→ WHAT NEEDS TO BE DONE
Copy out each line in the material below that has the word "Address".

→ INPUT FOR THIS TASK
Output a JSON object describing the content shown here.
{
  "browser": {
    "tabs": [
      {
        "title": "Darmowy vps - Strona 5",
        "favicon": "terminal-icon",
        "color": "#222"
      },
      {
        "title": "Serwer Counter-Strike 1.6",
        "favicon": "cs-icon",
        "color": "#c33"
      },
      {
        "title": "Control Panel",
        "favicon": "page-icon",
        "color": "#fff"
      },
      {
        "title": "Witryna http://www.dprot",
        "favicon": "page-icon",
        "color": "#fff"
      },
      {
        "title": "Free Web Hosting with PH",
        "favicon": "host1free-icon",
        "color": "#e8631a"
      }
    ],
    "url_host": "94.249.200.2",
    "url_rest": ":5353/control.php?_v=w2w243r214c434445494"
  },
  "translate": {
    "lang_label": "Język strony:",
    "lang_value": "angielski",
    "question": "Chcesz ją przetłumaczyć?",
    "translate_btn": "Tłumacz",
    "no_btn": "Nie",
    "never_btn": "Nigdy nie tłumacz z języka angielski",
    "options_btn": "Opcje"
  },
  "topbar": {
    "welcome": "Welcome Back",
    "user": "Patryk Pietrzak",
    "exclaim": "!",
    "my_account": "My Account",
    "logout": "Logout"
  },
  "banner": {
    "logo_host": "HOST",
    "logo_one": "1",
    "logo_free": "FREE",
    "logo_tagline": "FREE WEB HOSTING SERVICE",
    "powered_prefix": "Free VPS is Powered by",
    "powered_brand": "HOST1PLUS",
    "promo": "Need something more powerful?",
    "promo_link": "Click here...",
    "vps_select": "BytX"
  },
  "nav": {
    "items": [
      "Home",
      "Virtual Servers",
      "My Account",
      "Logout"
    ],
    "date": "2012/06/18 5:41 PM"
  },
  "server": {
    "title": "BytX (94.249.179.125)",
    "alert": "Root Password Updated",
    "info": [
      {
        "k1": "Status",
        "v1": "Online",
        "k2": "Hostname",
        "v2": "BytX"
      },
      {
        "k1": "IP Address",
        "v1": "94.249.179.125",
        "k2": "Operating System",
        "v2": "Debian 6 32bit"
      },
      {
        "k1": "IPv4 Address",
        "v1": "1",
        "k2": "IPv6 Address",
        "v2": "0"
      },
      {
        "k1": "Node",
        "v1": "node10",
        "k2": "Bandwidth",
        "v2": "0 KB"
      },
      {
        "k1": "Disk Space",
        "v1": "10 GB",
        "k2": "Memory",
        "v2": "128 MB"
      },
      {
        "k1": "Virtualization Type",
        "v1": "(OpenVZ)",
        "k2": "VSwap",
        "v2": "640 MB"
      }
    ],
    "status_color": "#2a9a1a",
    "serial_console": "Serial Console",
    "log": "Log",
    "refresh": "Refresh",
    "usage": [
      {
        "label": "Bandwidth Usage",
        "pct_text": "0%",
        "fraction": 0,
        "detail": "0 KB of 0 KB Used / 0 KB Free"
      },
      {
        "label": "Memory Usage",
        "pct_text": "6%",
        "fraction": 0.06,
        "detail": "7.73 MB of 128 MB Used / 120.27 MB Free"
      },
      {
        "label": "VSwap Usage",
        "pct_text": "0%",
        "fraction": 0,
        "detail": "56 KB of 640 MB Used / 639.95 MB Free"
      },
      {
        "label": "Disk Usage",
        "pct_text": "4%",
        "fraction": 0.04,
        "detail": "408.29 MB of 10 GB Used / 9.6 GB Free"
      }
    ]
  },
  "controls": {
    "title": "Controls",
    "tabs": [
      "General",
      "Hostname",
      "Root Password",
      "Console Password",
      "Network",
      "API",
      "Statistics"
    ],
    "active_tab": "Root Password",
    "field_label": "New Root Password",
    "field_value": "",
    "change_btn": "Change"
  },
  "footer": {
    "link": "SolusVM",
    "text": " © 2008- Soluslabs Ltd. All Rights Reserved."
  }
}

→ ANSWER TO THE PROBLEM
        "k1": "IP Address",
        "k1": "IPv4 Address",
        "k2": "IPv6 Address",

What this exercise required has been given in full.